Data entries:
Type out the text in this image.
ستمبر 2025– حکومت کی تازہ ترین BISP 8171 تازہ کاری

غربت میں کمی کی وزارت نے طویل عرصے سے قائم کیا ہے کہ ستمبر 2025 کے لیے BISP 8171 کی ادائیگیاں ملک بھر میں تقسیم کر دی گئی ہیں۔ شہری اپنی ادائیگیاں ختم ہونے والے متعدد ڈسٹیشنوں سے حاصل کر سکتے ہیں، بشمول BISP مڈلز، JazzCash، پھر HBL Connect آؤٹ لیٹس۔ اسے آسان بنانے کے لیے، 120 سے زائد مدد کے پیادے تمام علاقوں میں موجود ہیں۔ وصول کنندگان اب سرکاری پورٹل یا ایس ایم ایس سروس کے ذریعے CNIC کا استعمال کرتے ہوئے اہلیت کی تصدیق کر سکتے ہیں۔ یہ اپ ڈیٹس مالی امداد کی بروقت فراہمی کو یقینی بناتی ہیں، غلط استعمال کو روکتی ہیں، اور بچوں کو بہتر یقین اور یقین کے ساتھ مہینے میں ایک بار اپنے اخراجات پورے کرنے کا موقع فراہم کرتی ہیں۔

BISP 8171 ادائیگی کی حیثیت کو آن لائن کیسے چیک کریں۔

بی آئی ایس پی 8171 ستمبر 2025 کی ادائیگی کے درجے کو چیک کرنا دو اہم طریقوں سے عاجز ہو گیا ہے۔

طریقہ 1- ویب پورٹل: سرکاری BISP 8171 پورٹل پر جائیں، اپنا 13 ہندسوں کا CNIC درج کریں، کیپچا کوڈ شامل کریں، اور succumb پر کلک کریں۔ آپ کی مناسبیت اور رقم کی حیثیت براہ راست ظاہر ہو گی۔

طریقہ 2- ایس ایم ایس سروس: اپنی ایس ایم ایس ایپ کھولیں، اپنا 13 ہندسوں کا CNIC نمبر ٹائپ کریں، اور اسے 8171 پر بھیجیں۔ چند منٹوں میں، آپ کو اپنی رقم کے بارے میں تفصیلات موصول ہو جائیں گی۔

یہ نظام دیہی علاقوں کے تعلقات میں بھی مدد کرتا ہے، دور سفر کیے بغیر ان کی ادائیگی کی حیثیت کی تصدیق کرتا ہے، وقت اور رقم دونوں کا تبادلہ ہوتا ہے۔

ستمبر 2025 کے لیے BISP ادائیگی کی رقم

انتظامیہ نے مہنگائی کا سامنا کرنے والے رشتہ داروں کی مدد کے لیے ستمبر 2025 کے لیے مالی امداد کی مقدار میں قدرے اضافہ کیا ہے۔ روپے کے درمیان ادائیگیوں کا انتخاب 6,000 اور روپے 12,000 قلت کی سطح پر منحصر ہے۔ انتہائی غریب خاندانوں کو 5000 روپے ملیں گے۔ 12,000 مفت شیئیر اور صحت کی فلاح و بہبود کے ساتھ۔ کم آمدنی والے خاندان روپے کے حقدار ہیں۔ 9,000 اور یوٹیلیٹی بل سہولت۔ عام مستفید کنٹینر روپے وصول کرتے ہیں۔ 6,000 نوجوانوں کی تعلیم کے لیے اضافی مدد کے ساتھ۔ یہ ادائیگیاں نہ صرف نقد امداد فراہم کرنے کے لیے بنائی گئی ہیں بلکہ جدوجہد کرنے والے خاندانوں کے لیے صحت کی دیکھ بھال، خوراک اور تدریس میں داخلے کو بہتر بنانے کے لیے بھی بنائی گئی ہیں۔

WHAT YOU ARE ASKED TO DO:
All of the material above needs to be retyped word for word.

TASK OUTPUT:
Type out the text in this image.
ستمبر 2025– حکومت کی تازہ ترین BISP 8171 تازہ کاری

غربت میں کمی کی وزارت نے طویل عرصے سے قائم کیا ہے کہ ستمبر 2025 کے لیے BISP 8171 کی ادائیگیاں ملک بھر میں تقسیم کر دی گئی ہیں۔ شہری اپنی ادائیگیاں ختم ہونے والے متعدد ڈسٹیشنوں سے حاصل کر سکتے ہیں، بشمول BISP مڈلز، JazzCash، پھر HBL Connect آؤٹ لیٹس۔ اسے آسان بنانے کے لیے، 120 سے زائد مدد کے پیادے تمام علاقوں میں موجود ہیں۔ وصول کنندگان اب سرکاری پورٹل یا ایس ایم ایس سروس کے ذریعے CNIC کا استعمال کرتے ہوئے اہلیت کی تصدیق کر سکتے ہیں۔ یہ اپ ڈیٹس مالی امداد کی بروقت فراہمی کو یقینی بناتی ہیں، غلط استعمال کو روکتی ہیں، اور بچوں کو بہتر یقین اور یقین کے ساتھ مہینے میں ایک بار اپنے اخراجات پورے کرنے کا موقع فراہم کرتی ہیں۔

BISP 8171 ادائیگی کی حیثیت کو آن لائن کیسے چیک کریں۔

بی آئی ایس پی 8171 ستمبر 2025 کی ادائیگی کے درجے کو چیک کرنا دو اہم طریقوں سے عاجز ہو گیا ہے۔

طریقہ 1- ویب پورٹل: سرکاری BISP 8171 پورٹل پر جائیں، اپنا 13 ہندسوں کا CNIC درج کریں، کیپچا کوڈ شامل کریں، اور succumb پر کلک کریں۔ آپ کی مناسبیت اور رقم کی حیثیت براہ راست ظاہر ہو گی۔

طریقہ 2- ایس ایم ایس سروس: اپنی ایس ایم ایس ایپ کھولیں، اپنا 13 ہندسوں کا CNIC نمبر ٹائپ کریں، اور اسے 8171 پر بھیجیں۔ چند منٹوں میں، آپ کو اپنی رقم کے بارے میں تفصیلات موصول ہو جائیں گی۔

یہ نظام دیہی علاقوں کے تعلقات میں بھی مدد کرتا ہے، دور سفر کیے بغیر ان کی ادائیگی کی حیثیت کی تصدیق کرتا ہے، وقت اور رقم دونوں کا تبادلہ ہوتا ہے۔

ستمبر 2025 کے لیے BISP ادائیگی کی رقم

انتظامیہ نے مہنگائی کا سامنا کرنے والے رشتہ داروں کی مدد کے لیے ستمبر 2025 کے لیے مالی امداد کی مقدار میں قدرے اضافہ کیا ہے۔ روپے کے درمیان ادائیگیوں کا انتخاب 6,000 اور روپے 12,000 قلت کی سطح پر منحصر ہے۔ انتہائی غریب خاندانوں کو 5000 روپے ملیں گے۔ 12,000 مفت شیئیر اور صحت کی فلاح و بہبود کے ساتھ۔ کم آمدنی والے خاندان روپے کے حقدار ہیں۔ 9,000 اور یوٹیلیٹی بل سہولت۔ عام مستفید کنٹینر روپے وصول کرتے ہیں۔ 6,000 نوجوانوں کی تعلیم کے لیے اضافی مدد کے ساتھ۔ یہ ادائیگیاں نہ صرف نقد امداد فراہم کرنے کے لیے بنائی گئی ہیں بلکہ جدوجہد کرنے والے خاندانوں کے لیے صحت کی دیکھ بھال، خوراک اور تدریس میں داخلے کو بہتر بنانے کے لیے بھی بنائی گئی ہیں۔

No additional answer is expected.